Work to do
Copy all the entries word for word, but omit the pictures.

Data provided
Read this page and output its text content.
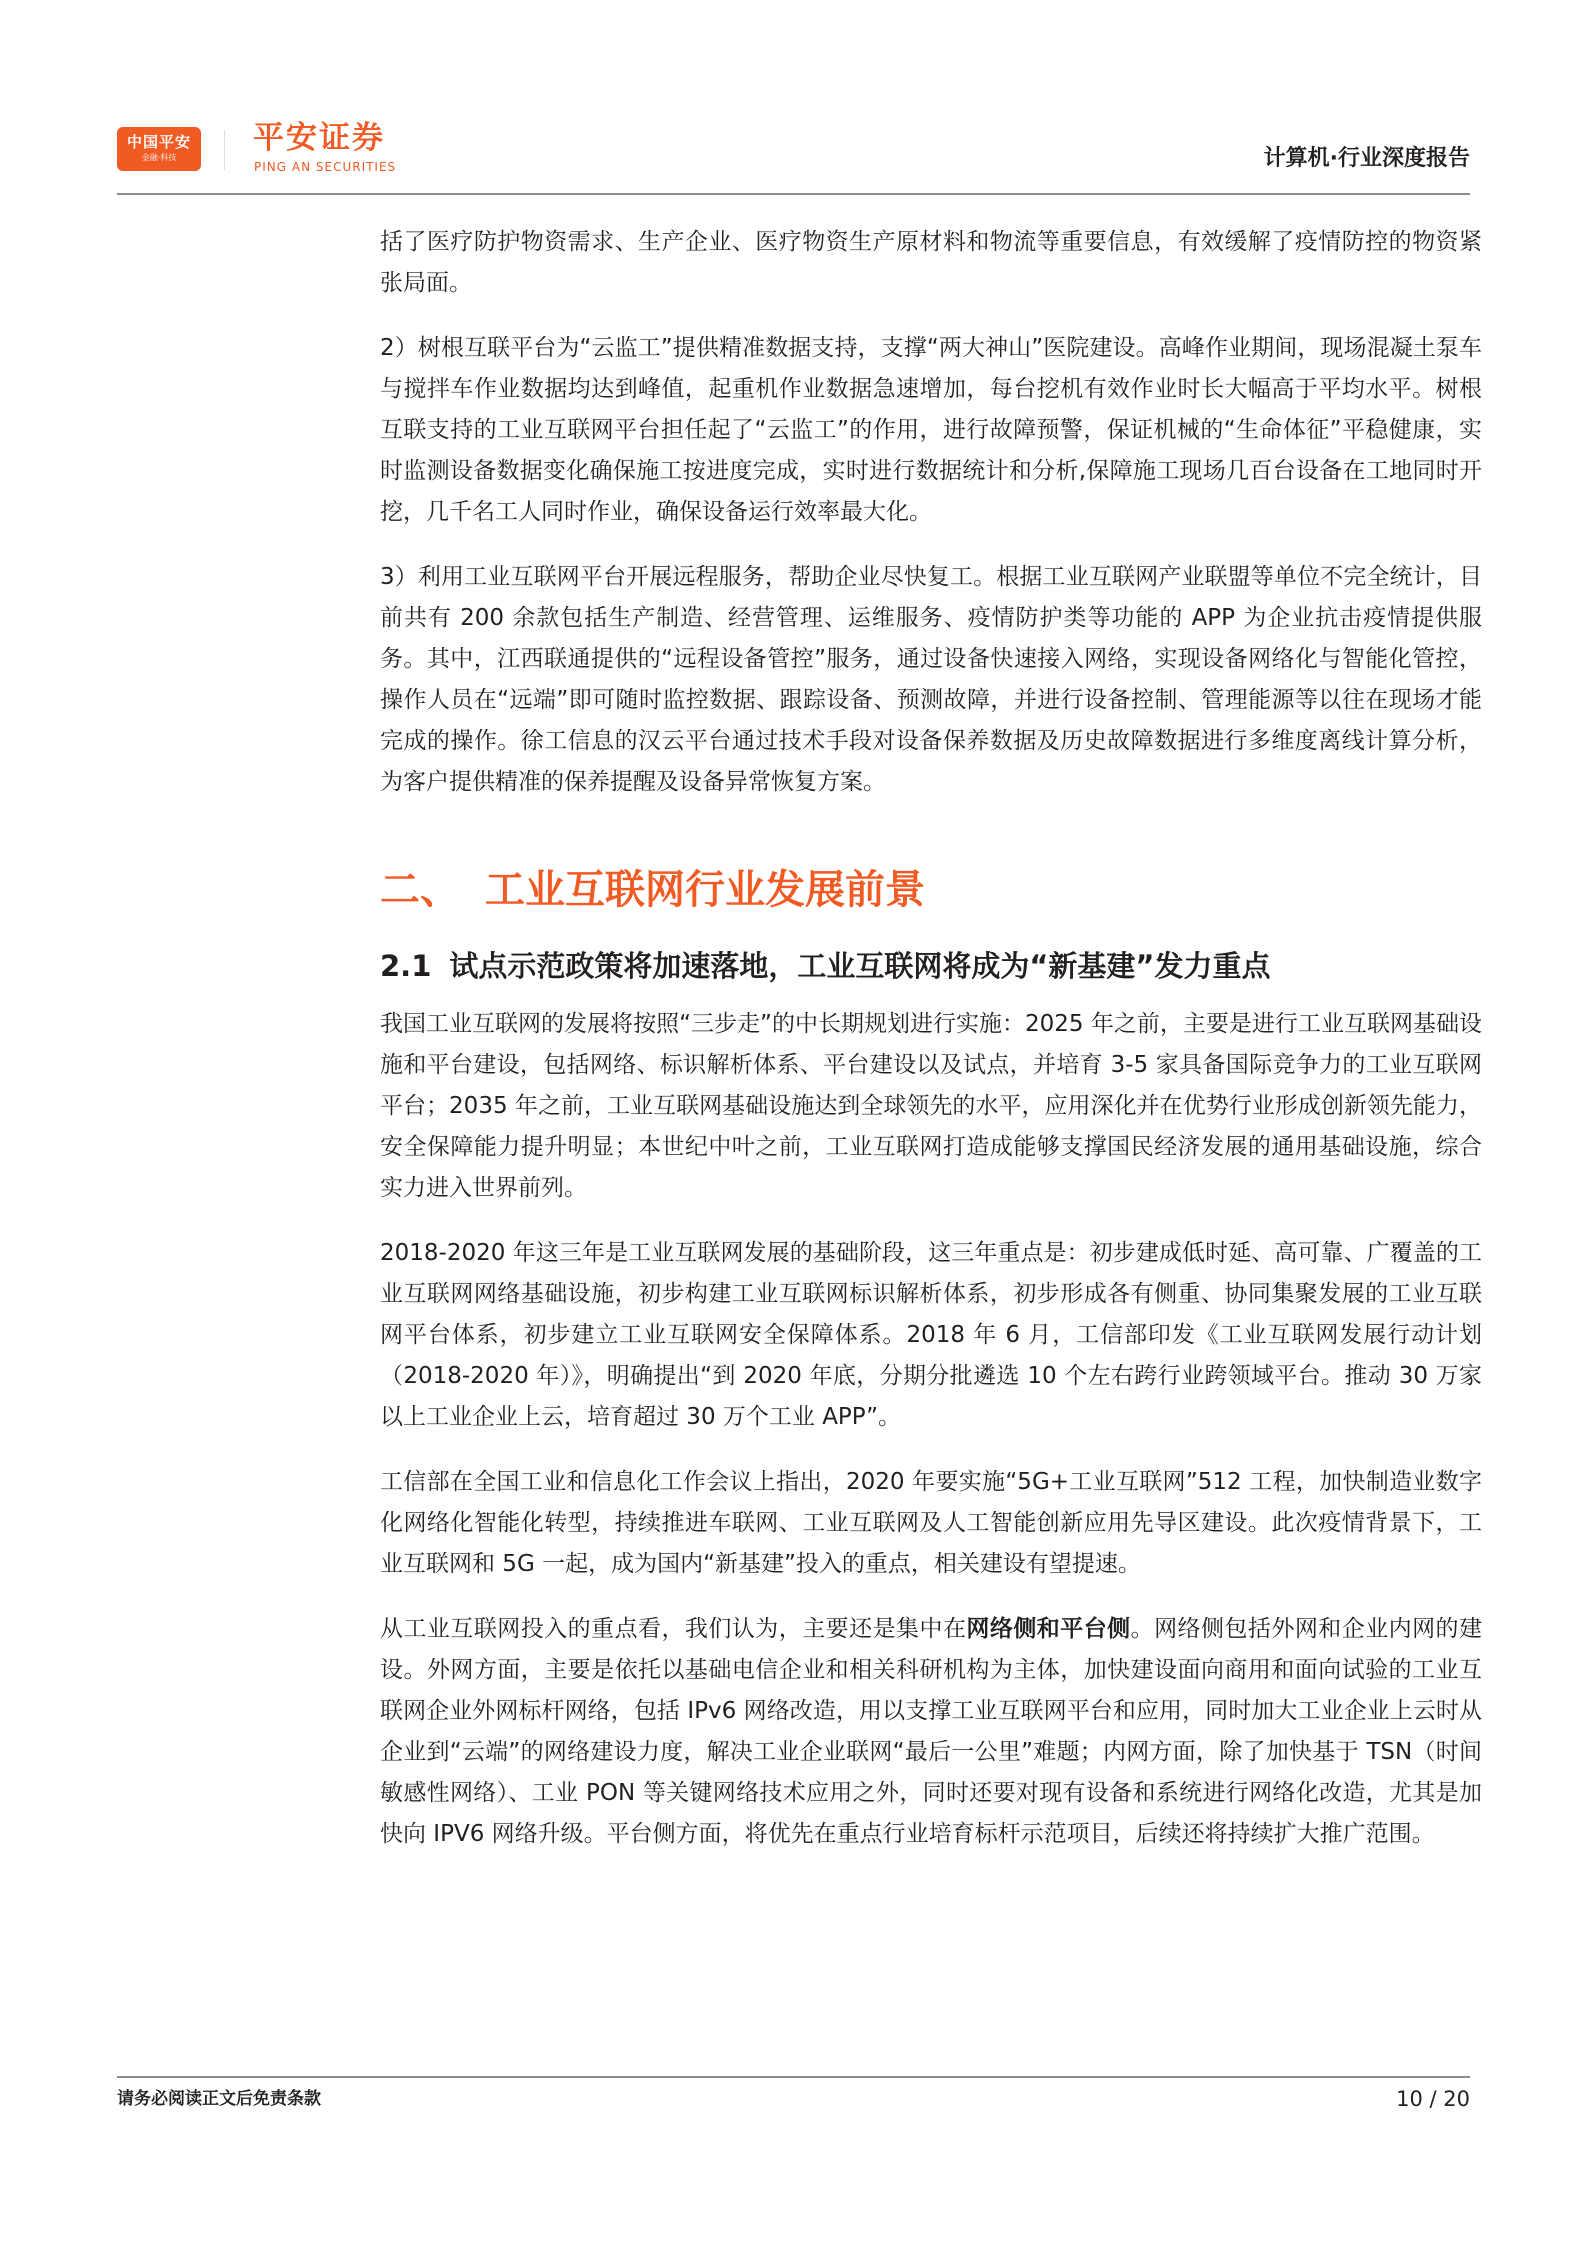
中国平安
金融·科技
平安证券
PING AN SECURITIES	计算机·行业深度报告

括了医疗防护物资需求、生产企业、医疗物资生产原材料和物流等重要信息，有效缓解了疫情防控的物资紧张局面。

2）树根互联平台为“云监工”提供精准数据支持，支撑“两大神山”医院建设。高峰作业期间，现场混凝土泵车与搅拌车作业数据均达到峰值，起重机作业数据急速增加，每台挖机有效作业时长大幅高于平均水平。树根互联支持的工业互联网平台担任起了“云监工”的作用，进行故障预警，保证机械的“生命体征”平稳健康，实时监测设备数据变化确保施工按进度完成，实时进行数据统计和分析,保障施工现场几百台设备在工地同时开挖，几千名工人同时作业，确保设备运行效率最大化。

3）利用工业互联网平台开展远程服务，帮助企业尽快复工。根据工业互联网产业联盟等单位不完全统计，目前共有 200 余款包括生产制造、经营管理、运维服务、疫情防护类等功能的 APP 为企业抗击疫情提供服务。其中，江西联通提供的“远程设备管控”服务，通过设备快速接入网络，实现设备网络化与智能化管控，操作人员在“远端”即可随时监控数据、跟踪设备、预测故障，并进行设备控制、管理能源等以往在现场才能完成的操作。徐工信息的汉云平台通过技术手段对设备保养数据及历史故障数据进行多维度离线计算分析，为客户提供精准的保养提醒及设备异常恢复方案。

二、 工业互联网行业发展前景
2.1 试点示范政策将加速落地，工业互联网将成为“新基建”发力重点

我国工业互联网的发展将按照“三步走”的中长期规划进行实施：2025 年之前，主要是进行工业互联网基础设施和平台建设，包括网络、标识解析体系、平台建设以及试点，并培育 3-5 家具备国际竞争力的工业互联网平台；2035 年之前，工业互联网基础设施达到全球领先的水平，应用深化并在优势行业形成创新领先能力，安全保障能力提升明显；本世纪中叶之前，工业互联网打造成能够支撑国民经济发展的通用基础设施，综合实力进入世界前列。

2018-2020 年这三年是工业互联网发展的基础阶段，这三年重点是：初步建成低时延、高可靠、广覆盖的工业互联网网络基础设施，初步构建工业互联网标识解析体系，初步形成各有侧重、协同集聚发展的工业互联网平台体系，初步建立工业互联网安全保障体系。2018 年 6 月，工信部印发《工业互联网发展行动计划（2018-2020 年）》，明确提出“到 2020 年底，分期分批遴选 10 个左右跨行业跨领域平台。推动 30 万家以上工业企业上云，培育超过 30 万个工业 APP”。

工信部在全国工业和信息化工作会议上指出，2020 年要实施“5G+工业互联网”512 工程，加快制造业数字化网络化智能化转型，持续推进车联网、工业互联网及人工智能创新应用先导区建设。此次疫情背景下，工业互联网和 5G 一起，成为国内“新基建”投入的重点，相关建设有望提速。

从工业互联网投入的重点看，我们认为，主要还是集中在网络侧和平台侧。网络侧包括外网和企业内网的建设。外网方面，主要是依托以基础电信企业和相关科研机构为主体，加快建设面向商用和面向试验的工业互联网企业外网标杆网络，包括 IPv6 网络改造，用以支撑工业互联网平台和应用，同时加大工业企业上云时从企业到“云端”的网络建设力度，解决工业企业联网“最后一公里”难题；内网方面，除了加快基于 TSN（时间敏感性网络）、工业 PON 等关键网络技术应用之外，同时还要对现有设备和系统进行网络化改造，尤其是加快向 IPV6 网络升级。平台侧方面，将优先在重点行业培育标杆示范项目，后续还将持续扩大推广范围。

请务必阅读正文后免责条款	10 / 20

Exercise answer
Read this page and output its text content.
中国平安
金融·科技
平安证券
PING AN SECURITIES	计算机·行业深度报告

括了医疗防护物资需求、生产企业、医疗物资生产原材料和物流等重要信息，有效缓解了疫情防控的物资紧张局面。

2）树根互联平台为“云监工”提供精准数据支持，支撑“两大神山”医院建设。高峰作业期间，现场混凝土泵车与搅拌车作业数据均达到峰值，起重机作业数据急速增加，每台挖机有效作业时长大幅高于平均水平。树根互联支持的工业互联网平台担任起了“云监工”的作用，进行故障预警，保证机械的“生命体征”平稳健康，实时监测设备数据变化确保施工按进度完成，实时进行数据统计和分析,保障施工现场几百台设备在工地同时开挖，几千名工人同时作业，确保设备运行效率最大化。

3）利用工业互联网平台开展远程服务，帮助企业尽快复工。根据工业互联网产业联盟等单位不完全统计，目前共有 200 余款包括生产制造、经营管理、运维服务、疫情防护类等功能的 APP 为企业抗击疫情提供服务。其中，江西联通提供的“远程设备管控”服务，通过设备快速接入网络，实现设备网络化与智能化管控，操作人员在“远端”即可随时监控数据、跟踪设备、预测故障，并进行设备控制、管理能源等以往在现场才能完成的操作。徐工信息的汉云平台通过技术手段对设备保养数据及历史故障数据进行多维度离线计算分析，为客户提供精准的保养提醒及设备异常恢复方案。

二、 工业互联网行业发展前景
2.1 试点示范政策将加速落地，工业互联网将成为“新基建”发力重点

我国工业互联网的发展将按照“三步走”的中长期规划进行实施：2025 年之前，主要是进行工业互联网基础设施和平台建设，包括网络、标识解析体系、平台建设以及试点，并培育 3-5 家具备国际竞争力的工业互联网平台；2035 年之前，工业互联网基础设施达到全球领先的水平，应用深化并在优势行业形成创新领先能力，安全保障能力提升明显；本世纪中叶之前，工业互联网打造成能够支撑国民经济发展的通用基础设施，综合实力进入世界前列。

2018-2020 年这三年是工业互联网发展的基础阶段，这三年重点是：初步建成低时延、高可靠、广覆盖的工业互联网网络基础设施，初步构建工业互联网标识解析体系，初步形成各有侧重、协同集聚发展的工业互联网平台体系，初步建立工业互联网安全保障体系。2018 年 6 月，工信部印发《工业互联网发展行动计划（2018-2020 年）》，明确提出“到 2020 年底，分期分批遴选 10 个左右跨行业跨领域平台。推动 30 万家以上工业企业上云，培育超过 30 万个工业 APP”。

工信部在全国工业和信息化工作会议上指出，2020 年要实施“5G+工业互联网”512 工程，加快制造业数字化网络化智能化转型，持续推进车联网、工业互联网及人工智能创新应用先导区建设。此次疫情背景下，工业互联网和 5G 一起，成为国内“新基建”投入的重点，相关建设有望提速。

从工业互联网投入的重点看，我们认为，主要还是集中在网络侧和平台侧。网络侧包括外网和企业内网的建设。外网方面，主要是依托以基础电信企业和相关科研机构为主体，加快建设面向商用和面向试验的工业互联网企业外网标杆网络，包括 IPv6 网络改造，用以支撑工业互联网平台和应用，同时加大工业企业上云时从企业到“云端”的网络建设力度，解决工业企业联网“最后一公里”难题；内网方面，除了加快基于 TSN（时间敏感性网络）、工业 PON 等关键网络技术应用之外，同时还要对现有设备和系统进行网络化改造，尤其是加快向 IPV6 网络升级。平台侧方面，将优先在重点行业培育标杆示范项目，后续还将持续扩大推广范围。

请务必阅读正文后免责条款	10 / 20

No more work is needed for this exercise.